Give the number of lines that hold the string "Государственная". Nothing else is needed.

[Records from a collection]
****************************************

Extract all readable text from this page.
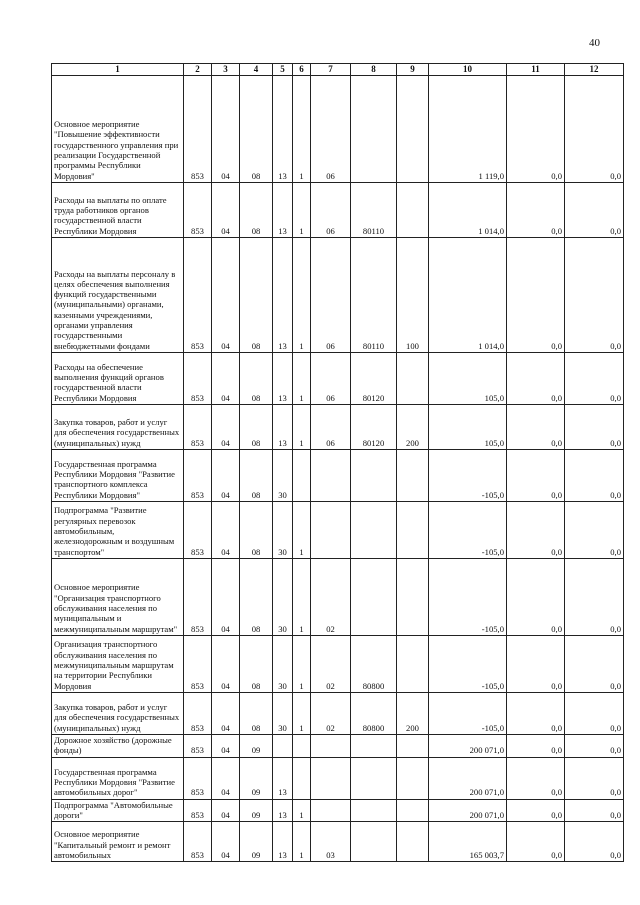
40
1	2	3	4	5	6	7	8	9	10	11	12
Основное мероприятие "Повышение эффективности государственного управления при реализации Государственной программы Республики Мордовия"	853	04	08	13	1	06			1 119,0	0,0	0,0
Расходы на выплаты по оплате труда работников органов государственной власти Республики Мордовия	853	04	08	13	1	06	80110		1 014,0	0,0	0,0
Расходы на выплаты персоналу в целях обеспечения выполнения функций государственными (муниципальными) органами, казенными учреждениями, органами управления государственными внебюджетными фондами	853	04	08	13	1	06	80110	100	1 014,0	0,0	0,0
Расходы на обеспечение выполнения функций органов государственной власти Республики Мордовия	853	04	08	13	1	06	80120		105,0	0,0	0,0
Закупка товаров, работ и услуг для обеспечения государственных (муниципальных) нужд	853	04	08	13	1	06	80120	200	105,0	0,0	0,0
Государственная программа Республики Мордовия "Развитие транспортного комплекса Республики Мордовия"	853	04	08	30					-105,0	0,0	0,0
Подпрограмма "Развитие регулярных перевозок автомобильным, железнодорожным и воздушным транспортом"	853	04	08	30	1				-105,0	0,0	0,0
Основное мероприятие "Организация транспортного обслуживания населения по муниципальным и межмуниципальным маршрутам"	853	04	08	30	1	02			-105,0	0,0	0,0
Организация транспортного обслуживания населения по межмуниципальным маршрутам на территории Республики Мордовия	853	04	08	30	1	02	80800		-105,0	0,0	0,0
Закупка товаров, работ и услуг для обеспечения государственных (муниципальных) нужд	853	04	08	30	1	02	80800	200	-105,0	0,0	0,0
Дорожное хозяйство (дорожные фонды)	853	04	09						200 071,0	0,0	0,0
Государственная программа Республики Мордовия "Развитие автомобильных дорог"	853	04	09	13					200 071,0	0,0	0,0
Подпрограмма "Автомобильные дороги"	853	04	09	13	1				200 071,0	0,0	0,0
Основное мероприятие "Капитальный ремонт и ремонт автомобильных	853	04	09	13	1	03			165 003,7	0,0	0,0
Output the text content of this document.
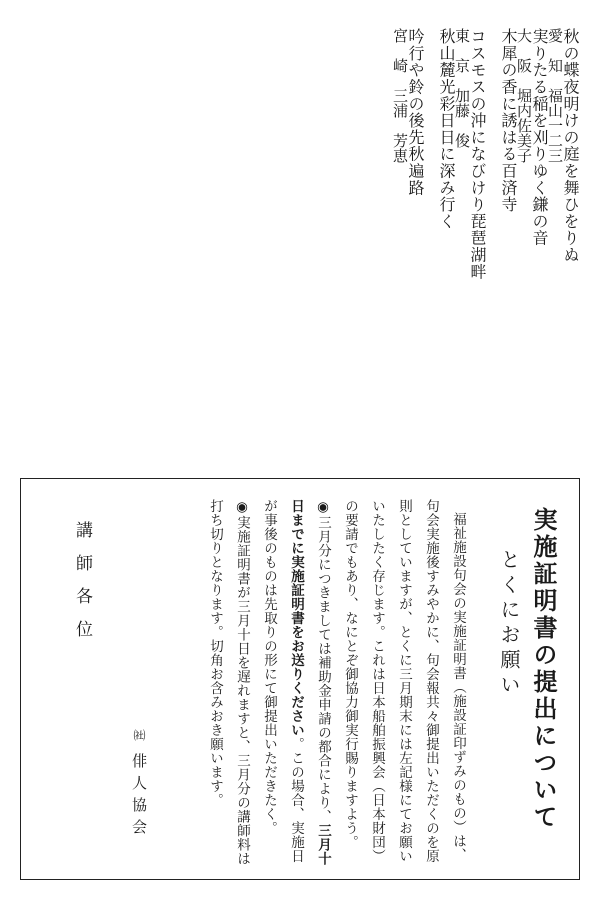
秋の蝶夜明けの庭を舞ひをりぬ
愛　知 福山一二三
実りたる稲を刈りゆく鎌の音
大　阪 堀内佐美子
木犀の香に誘はる百済寺

コスモスの沖になびけり琵琶湖畔
東　京 加藤　俊
秋山麓光彩日日に深み行く

吟行や鈴の後先秋遍路
宮　崎 三浦　芳恵
実施証明書の提出について
とくにお願い

福祉施設句会の実施証明書（施設証印ずみのもの）は、句会実施後すみやかに、句会報共々御提出いただくのを原則としていますが、とくに三月期末には左記様にてお願いいたしたく存じます。これは日本船舶振興会（日本財団）の要請でもあり、なにとぞ御協力御実行賜りますよう。

◉三月分につきましては補助金申請の都合により、三月十日までに実施証明書をお送りください。この場合、実施日が事後のものは先取りの形にて御提出いただきたく。

◉実施証明書が三月十日を遅れますと、三月分の講師料は打ち切りとなります。切角お含みおき願います。

㈳俳人協会
講師各位
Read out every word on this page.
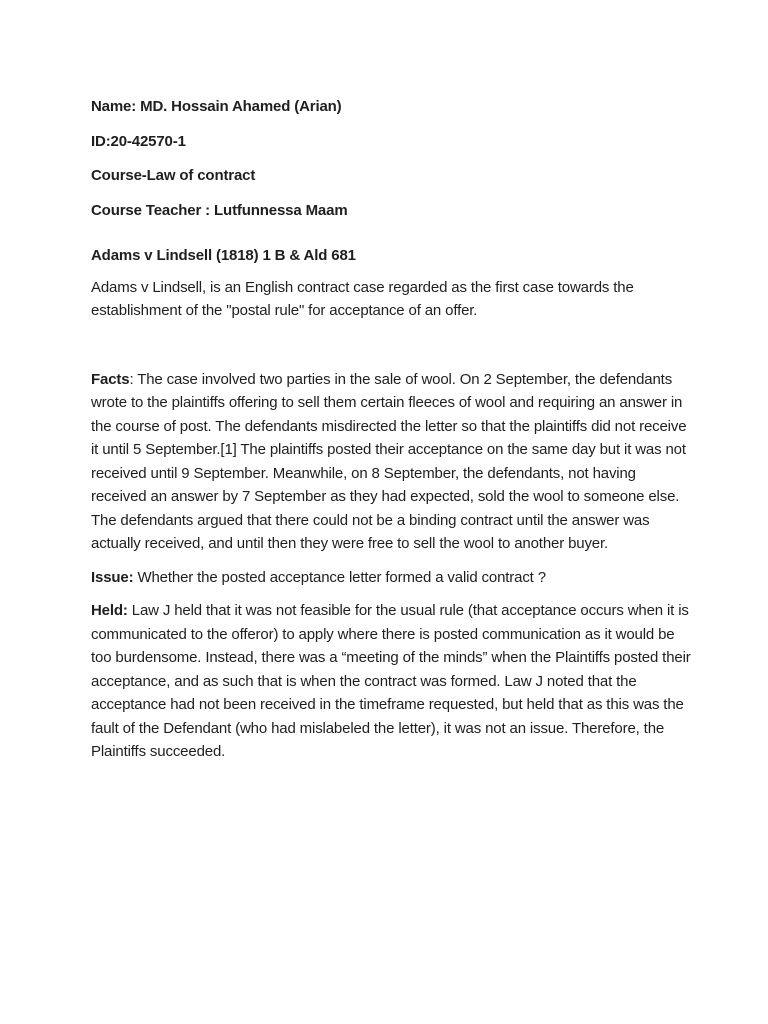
Name: MD. Hossain Ahamed (Arian)
ID:20-42570-1
Course-Law of contract
Course Teacher : Lutfunnessa Maam
Adams v Lindsell (1818) 1 B & Ald 681

Adams v Lindsell, is an English contract case regarded as the first case towards the establishment of the "postal rule" for acceptance of an offer.

Facts: The case involved two parties in the sale of wool. On 2 September, the defendants wrote to the plaintiffs offering to sell them certain fleeces of wool and requiring an answer in the course of post. The defendants misdirected the letter so that the plaintiffs did not receive it until 5 September.[1] The plaintiffs posted their acceptance on the same day but it was not received until 9 September. Meanwhile, on 8 September, the defendants, not having received an answer by 7 September as they had expected, sold the wool to someone else. The defendants argued that there could not be a binding contract until the answer was actually received, and until then they were free to sell the wool to another buyer.

Issue: Whether the posted acceptance letter formed a valid contract ?

Held: Law J held that it was not feasible for the usual rule (that acceptance occurs when it is communicated to the offeror) to apply where there is posted communication as it would be too burdensome. Instead, there was a “meeting of the minds” when the Plaintiffs posted their acceptance, and as such that is when the contract was formed. Law J noted that the acceptance had not been received in the timeframe requested, but held that as this was the fault of the Defendant (who had mislabeled the letter), it was not an issue. Therefore, the Plaintiffs succeeded.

****************************************

RESPONSE TO THIS TASK
2